* _Directions_
Output the data below in full, character for character.

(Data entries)
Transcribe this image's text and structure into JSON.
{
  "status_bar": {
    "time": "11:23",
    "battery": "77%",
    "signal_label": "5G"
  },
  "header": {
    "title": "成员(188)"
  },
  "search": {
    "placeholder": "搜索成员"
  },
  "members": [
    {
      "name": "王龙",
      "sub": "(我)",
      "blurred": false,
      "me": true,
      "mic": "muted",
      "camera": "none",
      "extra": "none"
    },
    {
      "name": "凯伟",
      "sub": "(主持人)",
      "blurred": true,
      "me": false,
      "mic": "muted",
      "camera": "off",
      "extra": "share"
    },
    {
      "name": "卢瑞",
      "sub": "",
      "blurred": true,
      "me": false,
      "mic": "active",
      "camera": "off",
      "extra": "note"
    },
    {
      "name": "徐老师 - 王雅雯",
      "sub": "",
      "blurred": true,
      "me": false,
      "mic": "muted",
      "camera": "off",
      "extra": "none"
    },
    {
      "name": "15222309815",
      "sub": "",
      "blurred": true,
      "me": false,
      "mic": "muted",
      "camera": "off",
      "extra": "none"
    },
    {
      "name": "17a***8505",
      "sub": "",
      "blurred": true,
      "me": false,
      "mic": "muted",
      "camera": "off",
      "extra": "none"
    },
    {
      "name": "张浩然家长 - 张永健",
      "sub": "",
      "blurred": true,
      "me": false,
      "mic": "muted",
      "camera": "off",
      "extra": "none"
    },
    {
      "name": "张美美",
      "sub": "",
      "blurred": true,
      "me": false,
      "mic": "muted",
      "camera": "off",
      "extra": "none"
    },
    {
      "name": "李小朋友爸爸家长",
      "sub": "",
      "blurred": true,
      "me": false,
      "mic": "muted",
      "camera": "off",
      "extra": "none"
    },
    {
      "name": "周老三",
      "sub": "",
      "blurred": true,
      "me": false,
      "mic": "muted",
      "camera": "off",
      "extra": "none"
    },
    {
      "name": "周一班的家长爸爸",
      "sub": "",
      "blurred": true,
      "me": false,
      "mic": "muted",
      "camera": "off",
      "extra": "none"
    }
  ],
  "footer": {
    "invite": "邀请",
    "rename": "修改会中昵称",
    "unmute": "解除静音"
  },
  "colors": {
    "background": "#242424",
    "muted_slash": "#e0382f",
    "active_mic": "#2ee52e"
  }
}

* _Written response_
Transcribe this image's text and structure into JSON.
{
  "status_bar": {
    "time": "11:23",
    "battery": "77%",
    "signal_label": "5G"
  },
  "header": {
    "title": "成员(188)"
  },
  "search": {
    "placeholder": "搜索成员"
  },
  "members": [
    {
      "name": "王龙",
      "sub": "(我)",
      "blurred": false,
      "me": true,
      "mic": "muted",
      "camera": "none",
      "extra": "none"
    },
    {
      "name": "凯伟",
      "sub": "(主持人)",
      "blurred": true,
      "me": false,
      "mic": "muted",
      "camera": "off",
      "extra": "share"
    },
    {
      "name": "卢瑞",
      "sub": "",
      "blurred": true,
      "me": false,
      "mic": "active",
      "camera": "off",
      "extra": "note"
    },
    {
      "name": "徐老师 - 王雅雯",
      "sub": "",
      "blurred": true,
      "me": false,
      "mic": "muted",
      "camera": "off",
      "extra": "none"
    },
    {
      "name": "15222309815",
      "sub": "",
      "blurred": true,
      "me": false,
      "mic": "muted",
      "camera": "off",
      "extra": "none"
    },
    {
      "name": "17a***8505",
      "sub": "",
      "blurred": true,
      "me": false,
      "mic": "muted",
      "camera": "off",
      "extra": "none"
    },
    {
      "name": "张浩然家长 - 张永健",
      "sub": "",
      "blurred": true,
      "me": false,
      "mic": "muted",
      "camera": "off",
      "extra": "none"
    },
    {
      "name": "张美美",
      "sub": "",
      "blurred": true,
      "me": false,
      "mic": "muted",
      "camera": "off",
      "extra": "none"
    },
    {
      "name": "李小朋友爸爸家长",
      "sub": "",
      "blurred": true,
      "me": false,
      "mic": "muted",
      "camera": "off",
      "extra": "none"
    },
    {
      "name": "周老三",
      "sub": "",
      "blurred": true,
      "me": false,
      "mic": "muted",
      "camera": "off",
      "extra": "none"
    },
    {
      "name": "周一班的家长爸爸",
      "sub": "",
      "blurred": true,
      "me": false,
      "mic": "muted",
      "camera": "off",
      "extra": "none"
    }
  ],
  "footer": {
    "invite": "邀请",
    "rename": "修改会中昵称",
    "unmute": "解除静音"
  },
  "colors": {
    "background": "#242424",
    "muted_slash": "#e0382f",
    "active_mic": "#2ee52e"
  }
}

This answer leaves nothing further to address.